_To do_. Return the entries below in their exact form, leaving the pictures out.

[start Material supplied]

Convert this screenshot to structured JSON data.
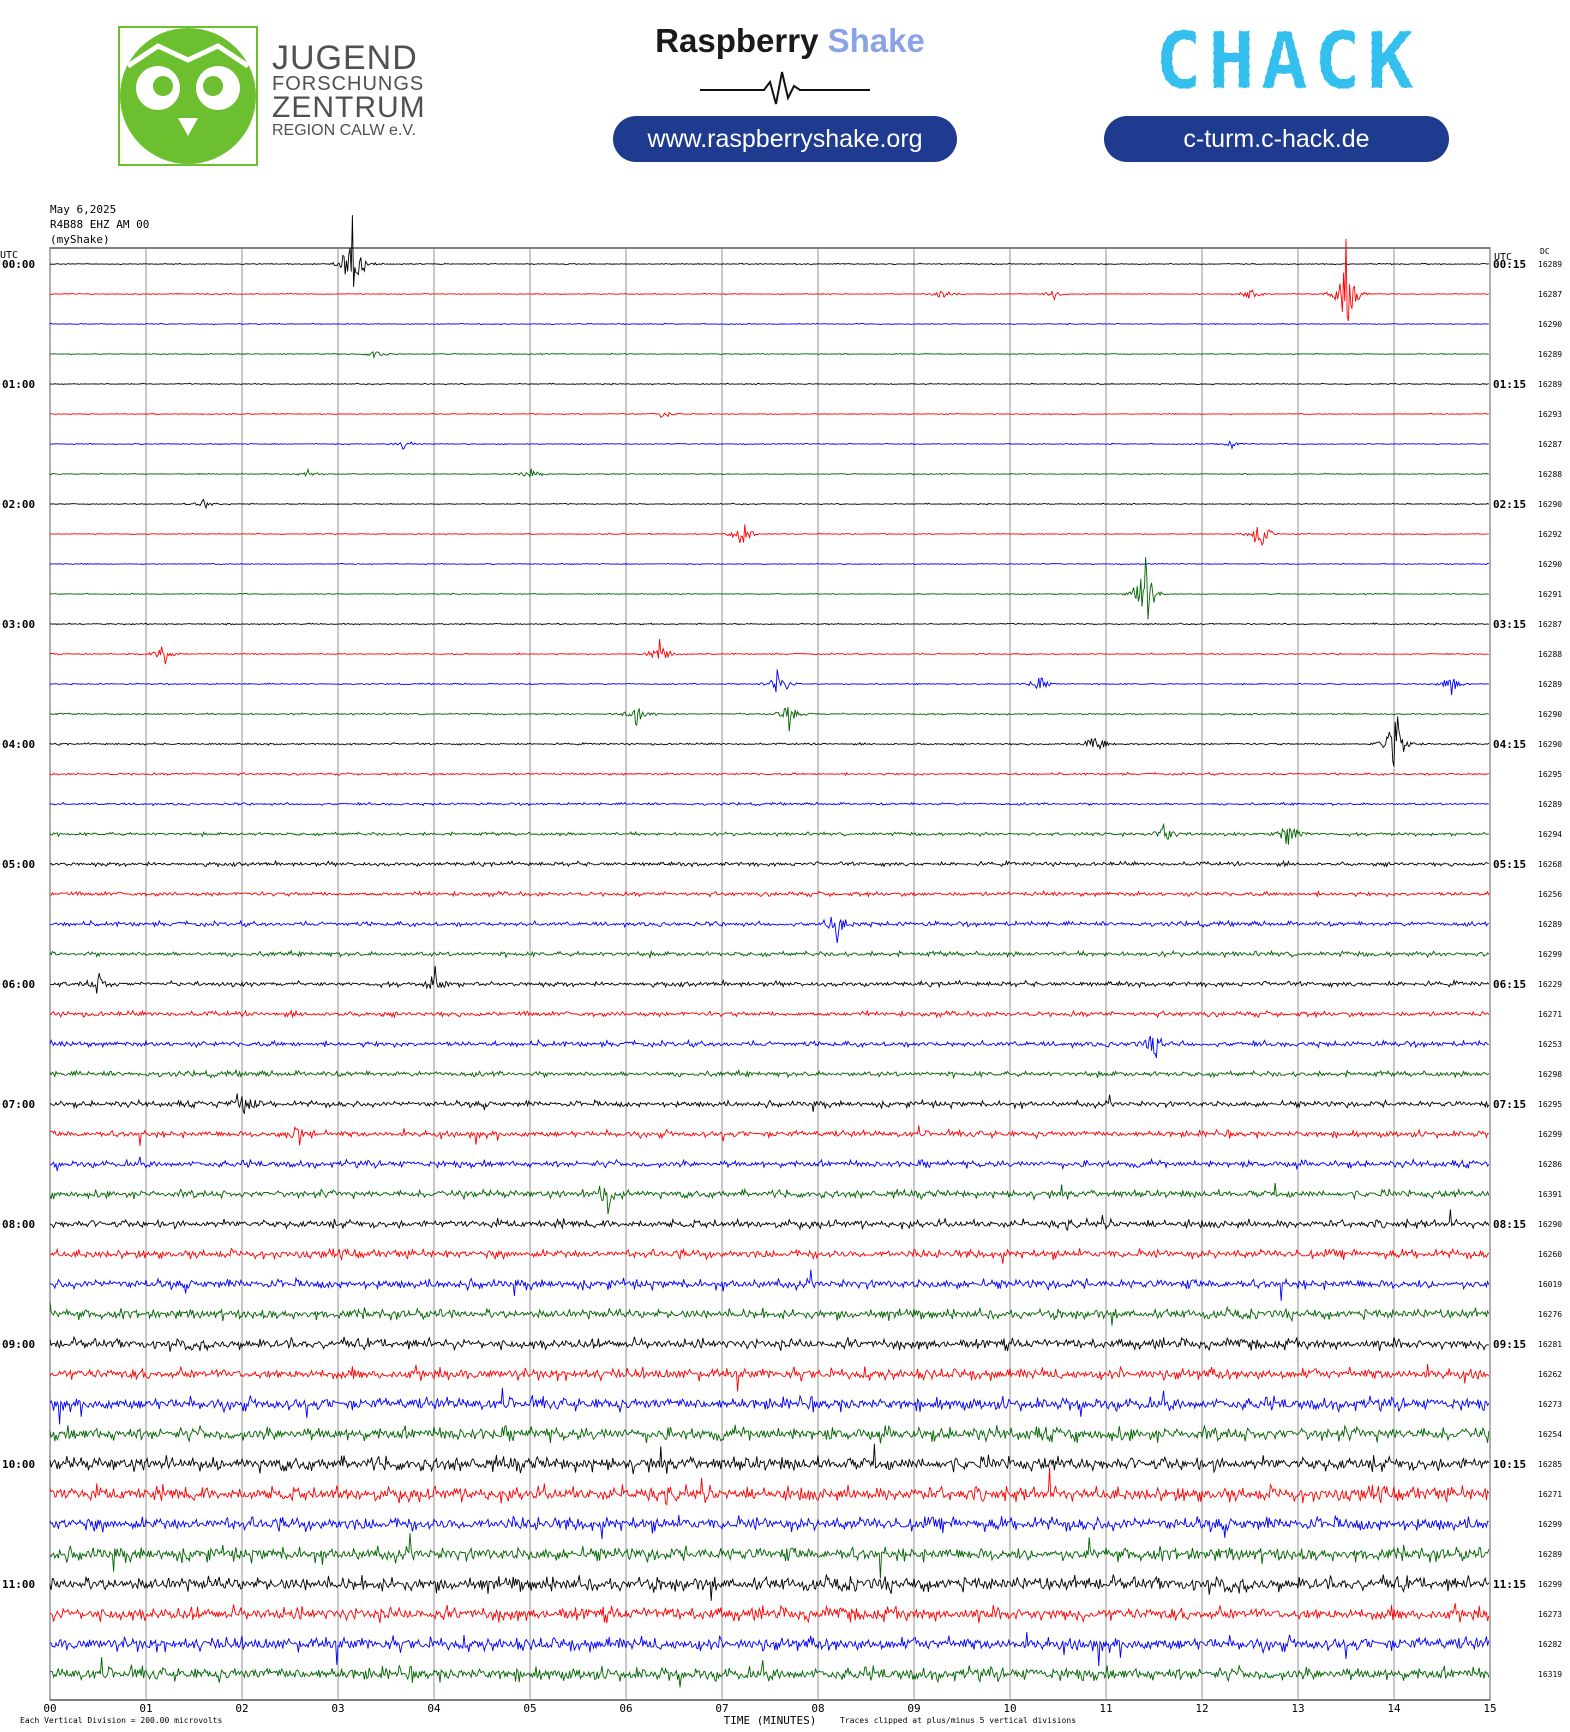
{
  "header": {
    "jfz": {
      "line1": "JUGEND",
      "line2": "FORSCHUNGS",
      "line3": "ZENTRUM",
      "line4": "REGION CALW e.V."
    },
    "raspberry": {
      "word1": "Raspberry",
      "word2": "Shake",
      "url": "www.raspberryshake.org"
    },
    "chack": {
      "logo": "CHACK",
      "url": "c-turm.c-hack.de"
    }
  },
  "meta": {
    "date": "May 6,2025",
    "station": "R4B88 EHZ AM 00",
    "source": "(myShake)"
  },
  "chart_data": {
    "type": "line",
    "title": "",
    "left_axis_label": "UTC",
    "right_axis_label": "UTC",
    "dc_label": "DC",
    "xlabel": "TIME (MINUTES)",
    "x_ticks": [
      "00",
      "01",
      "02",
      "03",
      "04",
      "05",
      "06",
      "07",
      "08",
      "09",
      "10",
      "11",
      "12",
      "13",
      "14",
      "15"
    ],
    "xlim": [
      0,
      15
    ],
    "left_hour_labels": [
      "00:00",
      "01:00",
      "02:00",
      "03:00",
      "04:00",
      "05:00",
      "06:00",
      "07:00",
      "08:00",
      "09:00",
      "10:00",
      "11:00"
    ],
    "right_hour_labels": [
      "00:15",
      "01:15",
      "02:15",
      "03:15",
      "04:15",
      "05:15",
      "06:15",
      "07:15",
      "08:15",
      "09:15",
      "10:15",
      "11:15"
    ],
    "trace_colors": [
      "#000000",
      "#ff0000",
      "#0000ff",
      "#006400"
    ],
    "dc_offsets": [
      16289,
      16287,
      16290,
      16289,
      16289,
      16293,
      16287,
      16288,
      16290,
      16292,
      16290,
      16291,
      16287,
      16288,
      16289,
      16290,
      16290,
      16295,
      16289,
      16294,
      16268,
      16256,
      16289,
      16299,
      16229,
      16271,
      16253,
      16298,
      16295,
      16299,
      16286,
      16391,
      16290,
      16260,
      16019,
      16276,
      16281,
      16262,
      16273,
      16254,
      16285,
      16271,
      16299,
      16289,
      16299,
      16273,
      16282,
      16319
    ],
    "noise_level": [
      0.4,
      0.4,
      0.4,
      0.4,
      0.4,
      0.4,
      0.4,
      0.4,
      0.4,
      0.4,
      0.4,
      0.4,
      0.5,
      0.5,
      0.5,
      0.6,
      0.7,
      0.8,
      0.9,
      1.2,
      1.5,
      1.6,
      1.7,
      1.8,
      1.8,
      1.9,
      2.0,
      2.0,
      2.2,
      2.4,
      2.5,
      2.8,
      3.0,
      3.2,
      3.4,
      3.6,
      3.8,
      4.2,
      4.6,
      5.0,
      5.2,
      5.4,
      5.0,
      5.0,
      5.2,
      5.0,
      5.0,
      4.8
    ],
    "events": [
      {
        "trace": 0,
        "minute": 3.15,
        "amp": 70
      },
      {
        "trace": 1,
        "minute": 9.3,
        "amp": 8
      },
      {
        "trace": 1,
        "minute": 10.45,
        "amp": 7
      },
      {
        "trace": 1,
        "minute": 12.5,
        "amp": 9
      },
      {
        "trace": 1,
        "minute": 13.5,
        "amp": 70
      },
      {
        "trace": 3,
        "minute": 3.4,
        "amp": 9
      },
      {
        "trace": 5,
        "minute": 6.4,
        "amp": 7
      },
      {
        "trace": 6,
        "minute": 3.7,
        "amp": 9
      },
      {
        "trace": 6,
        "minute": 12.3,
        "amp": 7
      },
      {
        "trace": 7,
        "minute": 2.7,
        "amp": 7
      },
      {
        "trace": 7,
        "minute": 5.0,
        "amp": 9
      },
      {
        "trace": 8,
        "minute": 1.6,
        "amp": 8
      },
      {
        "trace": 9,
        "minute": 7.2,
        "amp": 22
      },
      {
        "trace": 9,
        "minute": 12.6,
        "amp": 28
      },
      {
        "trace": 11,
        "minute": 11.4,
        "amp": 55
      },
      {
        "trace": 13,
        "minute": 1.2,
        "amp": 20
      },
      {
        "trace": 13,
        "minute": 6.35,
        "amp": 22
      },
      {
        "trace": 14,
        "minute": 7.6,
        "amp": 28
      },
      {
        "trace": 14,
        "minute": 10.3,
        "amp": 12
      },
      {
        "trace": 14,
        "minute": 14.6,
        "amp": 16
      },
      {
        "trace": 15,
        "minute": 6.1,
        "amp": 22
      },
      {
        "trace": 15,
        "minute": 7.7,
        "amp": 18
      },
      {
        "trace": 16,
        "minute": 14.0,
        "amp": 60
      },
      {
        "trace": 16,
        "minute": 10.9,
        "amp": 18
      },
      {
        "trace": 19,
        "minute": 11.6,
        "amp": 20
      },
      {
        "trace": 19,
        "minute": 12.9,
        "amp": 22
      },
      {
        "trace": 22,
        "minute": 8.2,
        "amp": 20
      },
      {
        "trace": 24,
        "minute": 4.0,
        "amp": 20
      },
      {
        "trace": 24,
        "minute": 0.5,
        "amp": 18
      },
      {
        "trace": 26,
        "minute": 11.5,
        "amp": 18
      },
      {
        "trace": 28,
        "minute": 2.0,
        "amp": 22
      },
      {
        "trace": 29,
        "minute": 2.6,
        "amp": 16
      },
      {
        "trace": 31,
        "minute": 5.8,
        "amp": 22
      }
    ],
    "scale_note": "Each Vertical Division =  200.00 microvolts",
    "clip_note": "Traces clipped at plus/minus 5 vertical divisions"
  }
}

[end Material supplied]

_Result of this task_.
Convert this screenshot to structured JSON data.
{
  "header": {
    "jfz": {
      "line1": "JUGEND",
      "line2": "FORSCHUNGS",
      "line3": "ZENTRUM",
      "line4": "REGION CALW e.V."
    },
    "raspberry": {
      "word1": "Raspberry",
      "word2": "Shake",
      "url": "www.raspberryshake.org"
    },
    "chack": {
      "logo": "CHACK",
      "url": "c-turm.c-hack.de"
    }
  },
  "meta": {
    "date": "May 6,2025",
    "station": "R4B88 EHZ AM 00",
    "source": "(myShake)"
  },
  "chart_data": {
    "type": "line",
    "title": "",
    "left_axis_label": "UTC",
    "right_axis_label": "UTC",
    "dc_label": "DC",
    "xlabel": "TIME (MINUTES)",
    "x_ticks": [
      "00",
      "01",
      "02",
      "03",
      "04",
      "05",
      "06",
      "07",
      "08",
      "09",
      "10",
      "11",
      "12",
      "13",
      "14",
      "15"
    ],
    "xlim": [
      0,
      15
    ],
    "left_hour_labels": [
      "00:00",
      "01:00",
      "02:00",
      "03:00",
      "04:00",
      "05:00",
      "06:00",
      "07:00",
      "08:00",
      "09:00",
      "10:00",
      "11:00"
    ],
    "right_hour_labels": [
      "00:15",
      "01:15",
      "02:15",
      "03:15",
      "04:15",
      "05:15",
      "06:15",
      "07:15",
      "08:15",
      "09:15",
      "10:15",
      "11:15"
    ],
    "trace_colors": [
      "#000000",
      "#ff0000",
      "#0000ff",
      "#006400"
    ],
    "dc_offsets": [
      16289,
      16287,
      16290,
      16289,
      16289,
      16293,
      16287,
      16288,
      16290,
      16292,
      16290,
      16291,
      16287,
      16288,
      16289,
      16290,
      16290,
      16295,
      16289,
      16294,
      16268,
      16256,
      16289,
      16299,
      16229,
      16271,
      16253,
      16298,
      16295,
      16299,
      16286,
      16391,
      16290,
      16260,
      16019,
      16276,
      16281,
      16262,
      16273,
      16254,
      16285,
      16271,
      16299,
      16289,
      16299,
      16273,
      16282,
      16319
    ],
    "noise_level": [
      0.4,
      0.4,
      0.4,
      0.4,
      0.4,
      0.4,
      0.4,
      0.4,
      0.4,
      0.4,
      0.4,
      0.4,
      0.5,
      0.5,
      0.5,
      0.6,
      0.7,
      0.8,
      0.9,
      1.2,
      1.5,
      1.6,
      1.7,
      1.8,
      1.8,
      1.9,
      2.0,
      2.0,
      2.2,
      2.4,
      2.5,
      2.8,
      3.0,
      3.2,
      3.4,
      3.6,
      3.8,
      4.2,
      4.6,
      5.0,
      5.2,
      5.4,
      5.0,
      5.0,
      5.2,
      5.0,
      5.0,
      4.8
    ],
    "events": [
      {
        "trace": 0,
        "minute": 3.15,
        "amp": 70
      },
      {
        "trace": 1,
        "minute": 9.3,
        "amp": 8
      },
      {
        "trace": 1,
        "minute": 10.45,
        "amp": 7
      },
      {
        "trace": 1,
        "minute": 12.5,
        "amp": 9
      },
      {
        "trace": 1,
        "minute": 13.5,
        "amp": 70
      },
      {
        "trace": 3,
        "minute": 3.4,
        "amp": 9
      },
      {
        "trace": 5,
        "minute": 6.4,
        "amp": 7
      },
      {
        "trace": 6,
        "minute": 3.7,
        "amp": 9
      },
      {
        "trace": 6,
        "minute": 12.3,
        "amp": 7
      },
      {
        "trace": 7,
        "minute": 2.7,
        "amp": 7
      },
      {
        "trace": 7,
        "minute": 5.0,
        "amp": 9
      },
      {
        "trace": 8,
        "minute": 1.6,
        "amp": 8
      },
      {
        "trace": 9,
        "minute": 7.2,
        "amp": 22
      },
      {
        "trace": 9,
        "minute": 12.6,
        "amp": 28
      },
      {
        "trace": 11,
        "minute": 11.4,
        "amp": 55
      },
      {
        "trace": 13,
        "minute": 1.2,
        "amp": 20
      },
      {
        "trace": 13,
        "minute": 6.35,
        "amp": 22
      },
      {
        "trace": 14,
        "minute": 7.6,
        "amp": 28
      },
      {
        "trace": 14,
        "minute": 10.3,
        "amp": 12
      },
      {
        "trace": 14,
        "minute": 14.6,
        "amp": 16
      },
      {
        "trace": 15,
        "minute": 6.1,
        "amp": 22
      },
      {
        "trace": 15,
        "minute": 7.7,
        "amp": 18
      },
      {
        "trace": 16,
        "minute": 14.0,
        "amp": 60
      },
      {
        "trace": 16,
        "minute": 10.9,
        "amp": 18
      },
      {
        "trace": 19,
        "minute": 11.6,
        "amp": 20
      },
      {
        "trace": 19,
        "minute": 12.9,
        "amp": 22
      },
      {
        "trace": 22,
        "minute": 8.2,
        "amp": 20
      },
      {
        "trace": 24,
        "minute": 4.0,
        "amp": 20
      },
      {
        "trace": 24,
        "minute": 0.5,
        "amp": 18
      },
      {
        "trace": 26,
        "minute": 11.5,
        "amp": 18
      },
      {
        "trace": 28,
        "minute": 2.0,
        "amp": 22
      },
      {
        "trace": 29,
        "minute": 2.6,
        "amp": 16
      },
      {
        "trace": 31,
        "minute": 5.8,
        "amp": 22
      }
    ],
    "scale_note": "Each Vertical Division =  200.00 microvolts",
    "clip_note": "Traces clipped at plus/minus 5 vertical divisions"
  }
}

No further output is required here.